Collection entries:
"""
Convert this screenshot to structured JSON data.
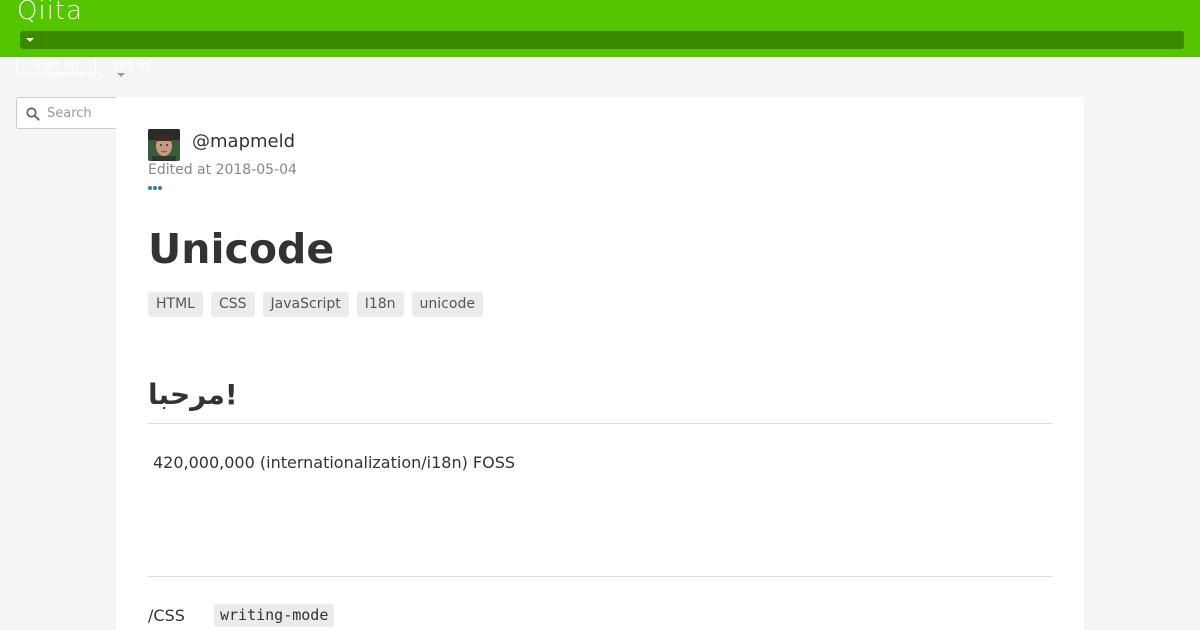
{
  "header": {
    "logo": "Qiita",
    "signup_label": "Sign up",
    "login_label": "Log in",
    "community_label": "Community",
    "brand_color": "#55c500",
    "bar_color": "#3b8a00"
  },
  "search": {
    "placeholder": "Search",
    "value": ""
  },
  "article": {
    "author": "@mapmeld",
    "edited": "Edited at 2018-05-04",
    "title": "Unicode",
    "tags": [
      "HTML",
      "CSS",
      "JavaScript",
      "I18n",
      "unicode"
    ],
    "heading": "مرحبا!",
    "paragraph": "420,000,000 (internationalization/i18n) FOSS",
    "bottom_label": "/CSS",
    "code": "writing-mode"
  }
}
"""
▶ _TASK GOAL_
Quote the preceding records in their entirety, excluding every picture.

▶ _PROBLEM SOLUTION_
Convert this screenshot to structured JSON data.
{
  "header": {
    "logo": "Qiita",
    "signup_label": "Sign up",
    "login_label": "Log in",
    "community_label": "Community",
    "brand_color": "#55c500",
    "bar_color": "#3b8a00"
  },
  "search": {
    "placeholder": "Search",
    "value": ""
  },
  "article": {
    "author": "@mapmeld",
    "edited": "Edited at 2018-05-04",
    "title": "Unicode",
    "tags": [
      "HTML",
      "CSS",
      "JavaScript",
      "I18n",
      "unicode"
    ],
    "heading": "مرحبا!",
    "paragraph": "420,000,000 (internationalization/i18n) FOSS",
    "bottom_label": "/CSS",
    "code": "writing-mode"
  }
}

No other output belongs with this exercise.